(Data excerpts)
────────────────────────────────────────
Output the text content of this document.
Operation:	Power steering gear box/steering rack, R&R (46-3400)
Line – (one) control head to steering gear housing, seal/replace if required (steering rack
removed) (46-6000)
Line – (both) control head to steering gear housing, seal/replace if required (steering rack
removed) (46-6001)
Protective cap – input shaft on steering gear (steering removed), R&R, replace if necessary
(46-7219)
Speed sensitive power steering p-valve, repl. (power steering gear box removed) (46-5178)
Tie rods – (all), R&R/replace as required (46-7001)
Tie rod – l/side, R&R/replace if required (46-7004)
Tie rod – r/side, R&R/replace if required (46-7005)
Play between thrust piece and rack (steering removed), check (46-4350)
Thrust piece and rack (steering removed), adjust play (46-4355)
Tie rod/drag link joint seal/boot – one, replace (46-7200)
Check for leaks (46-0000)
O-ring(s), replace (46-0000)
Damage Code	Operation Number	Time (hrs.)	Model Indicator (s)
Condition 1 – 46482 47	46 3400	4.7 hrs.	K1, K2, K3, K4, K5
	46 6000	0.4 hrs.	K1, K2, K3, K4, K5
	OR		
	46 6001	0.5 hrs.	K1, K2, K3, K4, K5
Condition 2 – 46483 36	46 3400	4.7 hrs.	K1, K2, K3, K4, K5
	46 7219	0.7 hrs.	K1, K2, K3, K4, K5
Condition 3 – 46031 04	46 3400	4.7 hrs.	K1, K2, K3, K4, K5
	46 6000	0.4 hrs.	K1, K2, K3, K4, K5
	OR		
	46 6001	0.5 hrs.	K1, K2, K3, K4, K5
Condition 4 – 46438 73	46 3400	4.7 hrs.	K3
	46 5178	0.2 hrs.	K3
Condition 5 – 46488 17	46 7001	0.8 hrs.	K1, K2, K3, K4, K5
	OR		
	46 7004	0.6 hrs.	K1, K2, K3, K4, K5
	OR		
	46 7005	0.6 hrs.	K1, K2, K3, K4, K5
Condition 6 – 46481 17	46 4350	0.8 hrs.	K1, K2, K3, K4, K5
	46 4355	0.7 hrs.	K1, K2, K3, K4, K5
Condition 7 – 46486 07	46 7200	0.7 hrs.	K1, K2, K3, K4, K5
────────────────────────────────────────
DIRECTIONS FOR THIS TASK
Could you quote the material above in full, exactly as it stands?

CORRECT OUTPUT
Output the text content of this document.
Operation:	Power steering gear box/steering rack, R&R (46-3400)
Line – (one) control head to steering gear housing, seal/replace if required (steering rack
removed) (46-6000)
Line – (both) control head to steering gear housing, seal/replace if required (steering rack
removed) (46-6001)
Protective cap – input shaft on steering gear (steering removed), R&R, replace if necessary
(46-7219)
Speed sensitive power steering p-valve, repl. (power steering gear box removed) (46-5178)
Tie rods – (all), R&R/replace as required (46-7001)
Tie rod – l/side, R&R/replace if required (46-7004)
Tie rod – r/side, R&R/replace if required (46-7005)
Play between thrust piece and rack (steering removed), check (46-4350)
Thrust piece and rack (steering removed), adjust play (46-4355)
Tie rod/drag link joint seal/boot – one, replace (46-7200)
Check for leaks (46-0000)
O-ring(s), replace (46-0000)
Damage Code	Operation Number	Time (hrs.)	Model Indicator (s)
Condition 1 – 46482 47	46 3400	4.7 hrs.	K1, K2, K3, K4, K5
	46 6000	0.4 hrs.	K1, K2, K3, K4, K5
	OR		
	46 6001	0.5 hrs.	K1, K2, K3, K4, K5
Condition 2 – 46483 36	46 3400	4.7 hrs.	K1, K2, K3, K4, K5
	46 7219	0.7 hrs.	K1, K2, K3, K4, K5
Condition 3 – 46031 04	46 3400	4.7 hrs.	K1, K2, K3, K4, K5
	46 6000	0.4 hrs.	K1, K2, K3, K4, K5
	OR		
	46 6001	0.5 hrs.	K1, K2, K3, K4, K5
Condition 4 – 46438 73	46 3400	4.7 hrs.	K3
	46 5178	0.2 hrs.	K3
Condition 5 – 46488 17	46 7001	0.8 hrs.	K1, K2, K3, K4, K5
	OR		
	46 7004	0.6 hrs.	K1, K2, K3, K4, K5
	OR		
	46 7005	0.6 hrs.	K1, K2, K3, K4, K5
Condition 6 – 46481 17	46 4350	0.8 hrs.	K1, K2, K3, K4, K5
	46 4355	0.7 hrs.	K1, K2, K3, K4, K5
Condition 7 – 46486 07	46 7200	0.7 hrs.	K1, K2, K3, K4, K5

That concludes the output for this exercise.